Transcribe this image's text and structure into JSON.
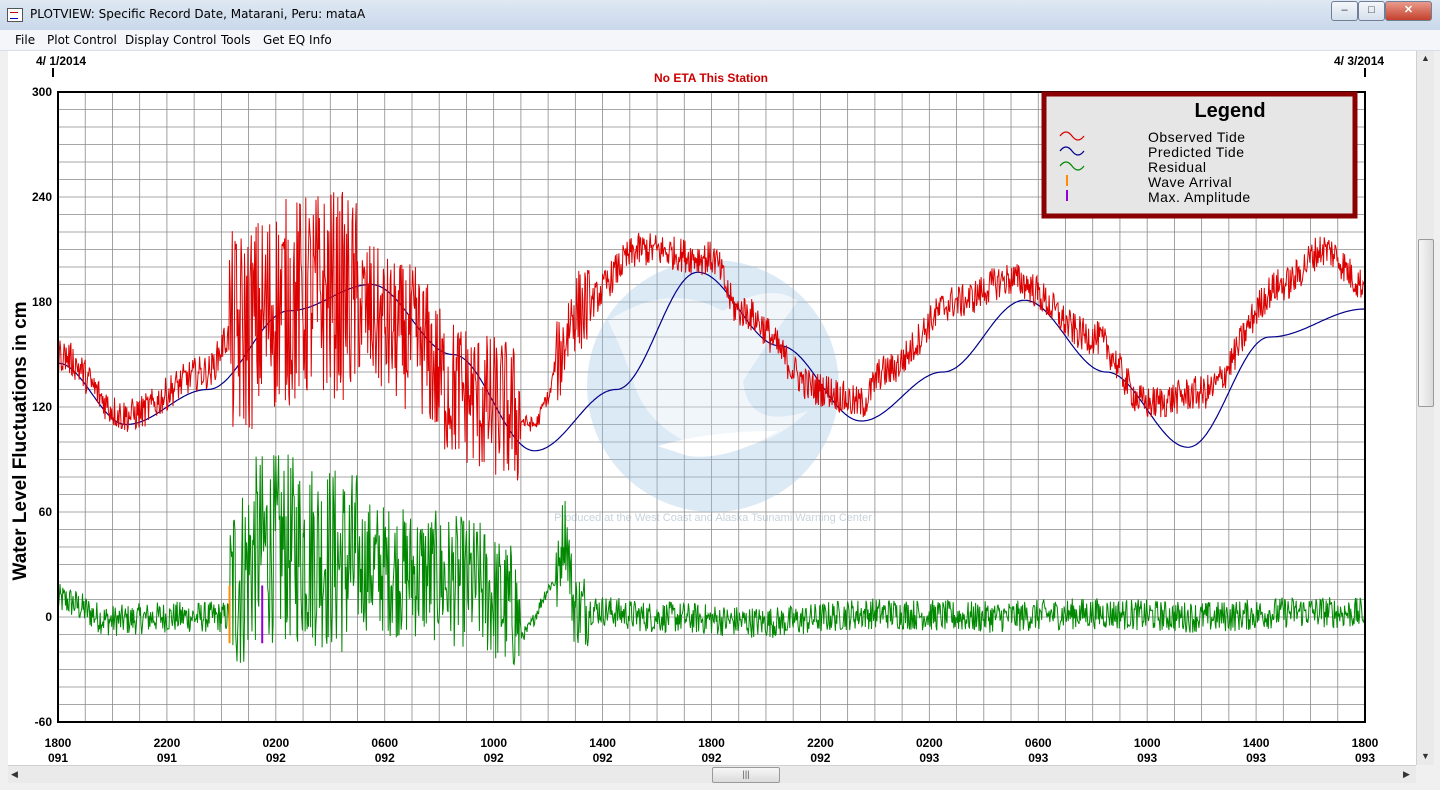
{
  "window": {
    "title": "PLOTVIEW: Specific Record Date, Matarani, Peru: mataA",
    "minimize_icon": "minimize-icon",
    "maximize_icon": "maximize-icon",
    "close_icon": "close-icon"
  },
  "menu": [
    "File",
    "Plot Control",
    "Display Control",
    "Tools",
    "Get EQ Info"
  ],
  "plot": {
    "start_date": "4/ 1/2014",
    "end_date": "4/ 3/2014",
    "eta_text": "No ETA This Station",
    "ylabel": "Water Level Fluctuations in cm",
    "legend": {
      "title": "Legend",
      "items": [
        "Observed Tide",
        "Predicted Tide",
        "Residual",
        "Wave Arrival",
        "Max. Amplitude"
      ]
    },
    "watermark_text": "Produced at the West Coast and Alaska Tsunami Warning Center",
    "colors": {
      "observed": "#dd0000",
      "predicted": "#00008b",
      "residual": "#008800",
      "wave_arrival": "#ff8c00",
      "max_amplitude": "#9400d3",
      "eta_text": "#cc0000",
      "legend_border": "#8b0000"
    }
  },
  "chart_data": {
    "type": "line",
    "title": "No ETA This Station",
    "ylabel": "Water Level Fluctuations in cm",
    "ylim": [
      -60,
      300
    ],
    "yticks": [
      300,
      240,
      180,
      120,
      60,
      0,
      -60
    ],
    "xlim_hours": [
      0,
      48
    ],
    "xticks": [
      {
        "time": "1800",
        "day": "091"
      },
      {
        "time": "2200",
        "day": "091"
      },
      {
        "time": "0200",
        "day": "092"
      },
      {
        "time": "0600",
        "day": "092"
      },
      {
        "time": "1000",
        "day": "092"
      },
      {
        "time": "1400",
        "day": "092"
      },
      {
        "time": "1800",
        "day": "092"
      },
      {
        "time": "2200",
        "day": "092"
      },
      {
        "time": "0200",
        "day": "093"
      },
      {
        "time": "0600",
        "day": "093"
      },
      {
        "time": "1000",
        "day": "093"
      },
      {
        "time": "1400",
        "day": "093"
      },
      {
        "time": "1800",
        "day": "093"
      }
    ],
    "grid": true,
    "legend_position": "top-right",
    "series": [
      {
        "name": "Predicted Tide",
        "x": [
          0,
          2.5,
          5.5,
          8.5,
          11.5,
          14.5,
          17.5,
          20.5,
          23.5,
          26.5,
          29.5,
          32.5,
          35.5,
          38.5,
          41.5,
          44.5,
          48
        ],
        "y": [
          145,
          110,
          130,
          175,
          190,
          150,
          95,
          130,
          197,
          155,
          112,
          140,
          181,
          140,
          97,
          160,
          176
        ]
      },
      {
        "name": "Observed Tide",
        "x": [
          0,
          2.5,
          5.5,
          6.3,
          8.5,
          10,
          13,
          14.5,
          16,
          17.5,
          18,
          18.3,
          19,
          21.5,
          24,
          25,
          28,
          29.5,
          30.3,
          33,
          35,
          38,
          40,
          42,
          45,
          46.5,
          48
        ],
        "y": [
          150,
          115,
          140,
          160,
          180,
          185,
          160,
          130,
          120,
          110,
          125,
          145,
          175,
          210,
          205,
          175,
          130,
          122,
          140,
          180,
          193,
          160,
          122,
          128,
          190,
          210,
          190
        ]
      },
      {
        "name": "Residual",
        "x": [
          0,
          2,
          4,
          6.2,
          6.5,
          7.5,
          9,
          11,
          13,
          15,
          16.8,
          17,
          18.3,
          18.6,
          19,
          22,
          26,
          30,
          34,
          38,
          42,
          46,
          48
        ],
        "y": [
          10,
          -2,
          0,
          0,
          20,
          40,
          38,
          30,
          25,
          20,
          5,
          -10,
          20,
          50,
          5,
          0,
          -3,
          2,
          0,
          2,
          0,
          3,
          2
        ]
      }
    ],
    "markers": [
      {
        "name": "Wave Arrival",
        "x": 6.3
      },
      {
        "name": "Max. Amplitude",
        "x": 7.5
      }
    ]
  }
}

**WHAT IS REQUIRED**: Using the entries above, return each line in which the word "title" occurs.

**CORRECT RESULT**:
    "title": "PLOTVIEW: Specific Record Date, Matarani, Peru: mataA",
      "title": "Legend",
    "title": "No ETA This Station",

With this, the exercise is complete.